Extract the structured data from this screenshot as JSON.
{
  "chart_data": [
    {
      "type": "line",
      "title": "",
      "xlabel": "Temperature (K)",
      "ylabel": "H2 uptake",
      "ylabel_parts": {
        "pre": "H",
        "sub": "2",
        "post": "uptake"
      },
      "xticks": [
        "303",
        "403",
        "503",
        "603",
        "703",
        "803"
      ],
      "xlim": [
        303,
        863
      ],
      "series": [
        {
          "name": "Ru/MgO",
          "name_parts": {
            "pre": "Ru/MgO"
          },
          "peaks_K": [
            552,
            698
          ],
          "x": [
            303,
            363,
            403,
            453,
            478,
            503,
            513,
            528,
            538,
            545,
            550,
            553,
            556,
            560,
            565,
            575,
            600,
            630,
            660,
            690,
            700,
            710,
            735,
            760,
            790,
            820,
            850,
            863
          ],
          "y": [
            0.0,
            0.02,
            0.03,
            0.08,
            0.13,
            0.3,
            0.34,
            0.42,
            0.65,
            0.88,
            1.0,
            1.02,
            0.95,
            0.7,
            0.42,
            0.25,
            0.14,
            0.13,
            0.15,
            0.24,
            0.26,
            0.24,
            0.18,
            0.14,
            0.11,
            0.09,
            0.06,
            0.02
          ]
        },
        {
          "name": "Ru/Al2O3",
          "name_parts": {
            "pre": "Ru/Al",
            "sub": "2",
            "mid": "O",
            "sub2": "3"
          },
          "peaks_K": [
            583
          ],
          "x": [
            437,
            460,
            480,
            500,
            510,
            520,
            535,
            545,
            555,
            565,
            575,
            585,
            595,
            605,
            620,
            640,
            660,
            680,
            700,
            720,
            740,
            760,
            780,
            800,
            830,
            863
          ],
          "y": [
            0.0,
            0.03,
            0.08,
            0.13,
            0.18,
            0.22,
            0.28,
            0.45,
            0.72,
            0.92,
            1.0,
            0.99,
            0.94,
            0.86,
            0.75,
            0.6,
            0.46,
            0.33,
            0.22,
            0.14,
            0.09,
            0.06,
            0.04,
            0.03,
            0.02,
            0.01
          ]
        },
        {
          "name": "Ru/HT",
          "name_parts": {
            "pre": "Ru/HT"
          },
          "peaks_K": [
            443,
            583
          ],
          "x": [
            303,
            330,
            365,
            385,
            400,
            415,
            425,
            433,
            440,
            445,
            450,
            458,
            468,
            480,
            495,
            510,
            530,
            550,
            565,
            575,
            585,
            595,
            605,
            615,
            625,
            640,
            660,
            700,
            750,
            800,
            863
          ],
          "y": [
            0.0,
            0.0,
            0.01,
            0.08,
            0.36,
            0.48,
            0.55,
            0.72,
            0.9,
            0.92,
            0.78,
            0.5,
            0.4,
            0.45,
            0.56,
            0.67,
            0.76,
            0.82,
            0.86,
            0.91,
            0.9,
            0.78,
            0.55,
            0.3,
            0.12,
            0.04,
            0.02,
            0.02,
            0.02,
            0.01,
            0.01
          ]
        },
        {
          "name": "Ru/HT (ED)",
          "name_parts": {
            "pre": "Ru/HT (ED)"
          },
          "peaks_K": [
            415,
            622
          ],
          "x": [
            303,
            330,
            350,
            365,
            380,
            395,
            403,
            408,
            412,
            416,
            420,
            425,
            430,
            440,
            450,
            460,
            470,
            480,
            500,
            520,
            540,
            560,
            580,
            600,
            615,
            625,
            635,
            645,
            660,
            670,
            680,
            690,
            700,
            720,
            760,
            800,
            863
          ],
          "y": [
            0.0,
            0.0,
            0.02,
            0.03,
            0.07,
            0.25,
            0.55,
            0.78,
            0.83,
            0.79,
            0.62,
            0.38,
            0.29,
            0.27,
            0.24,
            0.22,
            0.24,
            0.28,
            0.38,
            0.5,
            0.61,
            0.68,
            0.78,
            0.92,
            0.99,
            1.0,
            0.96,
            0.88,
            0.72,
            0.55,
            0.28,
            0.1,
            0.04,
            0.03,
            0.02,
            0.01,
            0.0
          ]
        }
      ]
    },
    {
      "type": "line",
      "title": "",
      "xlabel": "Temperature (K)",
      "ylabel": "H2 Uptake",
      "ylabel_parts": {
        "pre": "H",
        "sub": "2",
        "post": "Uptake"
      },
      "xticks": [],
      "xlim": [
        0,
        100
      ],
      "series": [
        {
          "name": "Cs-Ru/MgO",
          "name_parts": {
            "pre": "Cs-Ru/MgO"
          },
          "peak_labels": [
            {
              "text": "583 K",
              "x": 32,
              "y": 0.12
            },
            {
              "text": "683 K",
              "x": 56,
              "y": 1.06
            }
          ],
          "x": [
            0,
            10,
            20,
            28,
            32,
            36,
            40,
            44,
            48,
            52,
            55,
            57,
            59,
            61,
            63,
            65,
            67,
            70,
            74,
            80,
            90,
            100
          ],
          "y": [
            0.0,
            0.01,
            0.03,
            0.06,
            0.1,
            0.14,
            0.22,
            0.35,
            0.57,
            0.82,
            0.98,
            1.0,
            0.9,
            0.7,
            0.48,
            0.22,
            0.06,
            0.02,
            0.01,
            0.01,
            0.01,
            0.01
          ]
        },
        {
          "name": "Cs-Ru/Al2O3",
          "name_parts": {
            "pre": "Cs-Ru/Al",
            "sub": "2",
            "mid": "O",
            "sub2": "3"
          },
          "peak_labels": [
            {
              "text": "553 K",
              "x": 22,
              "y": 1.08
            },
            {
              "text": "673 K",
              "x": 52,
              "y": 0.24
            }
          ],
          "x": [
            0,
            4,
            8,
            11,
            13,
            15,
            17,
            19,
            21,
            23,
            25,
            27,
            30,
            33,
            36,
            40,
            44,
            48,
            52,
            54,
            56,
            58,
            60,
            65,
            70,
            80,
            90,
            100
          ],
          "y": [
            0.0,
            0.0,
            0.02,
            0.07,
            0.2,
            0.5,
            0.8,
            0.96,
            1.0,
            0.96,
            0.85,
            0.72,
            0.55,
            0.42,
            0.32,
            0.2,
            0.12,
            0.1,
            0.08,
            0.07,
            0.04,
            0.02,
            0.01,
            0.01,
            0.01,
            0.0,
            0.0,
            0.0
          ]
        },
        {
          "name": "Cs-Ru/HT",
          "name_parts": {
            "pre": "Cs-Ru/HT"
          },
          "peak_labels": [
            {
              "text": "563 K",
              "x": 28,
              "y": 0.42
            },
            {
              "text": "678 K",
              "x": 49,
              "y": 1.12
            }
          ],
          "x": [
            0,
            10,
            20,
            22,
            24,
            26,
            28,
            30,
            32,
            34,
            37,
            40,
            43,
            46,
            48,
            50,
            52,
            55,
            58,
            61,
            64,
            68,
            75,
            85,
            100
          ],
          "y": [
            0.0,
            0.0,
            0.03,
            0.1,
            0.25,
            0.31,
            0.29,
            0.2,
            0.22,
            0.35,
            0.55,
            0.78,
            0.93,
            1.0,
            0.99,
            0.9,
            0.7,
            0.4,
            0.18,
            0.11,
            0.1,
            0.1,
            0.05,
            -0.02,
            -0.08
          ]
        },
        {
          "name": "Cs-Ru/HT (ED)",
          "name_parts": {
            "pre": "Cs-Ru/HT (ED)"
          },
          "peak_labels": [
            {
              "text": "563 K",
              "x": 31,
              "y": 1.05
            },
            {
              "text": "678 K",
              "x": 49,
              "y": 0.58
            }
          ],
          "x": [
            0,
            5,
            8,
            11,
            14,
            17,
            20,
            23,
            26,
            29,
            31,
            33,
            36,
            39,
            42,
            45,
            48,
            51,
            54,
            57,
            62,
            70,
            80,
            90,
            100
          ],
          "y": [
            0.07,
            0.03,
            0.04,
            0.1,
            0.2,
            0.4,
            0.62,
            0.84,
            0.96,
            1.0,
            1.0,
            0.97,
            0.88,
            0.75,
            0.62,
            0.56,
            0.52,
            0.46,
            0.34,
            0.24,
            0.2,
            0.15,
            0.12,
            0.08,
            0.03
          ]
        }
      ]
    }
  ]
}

#####

## WHAT THE TASK REQUIRES
From the entries above, pull out each line that includes "text".

## ANSWER TO THIS EXERCISE
              "text": "583 K",
              "text": "683 K",
              "text": "553 K",
              "text": "673 K",
              "text": "563 K",
              "text": "678 K",
              "text": "563 K",
              "text": "678 K",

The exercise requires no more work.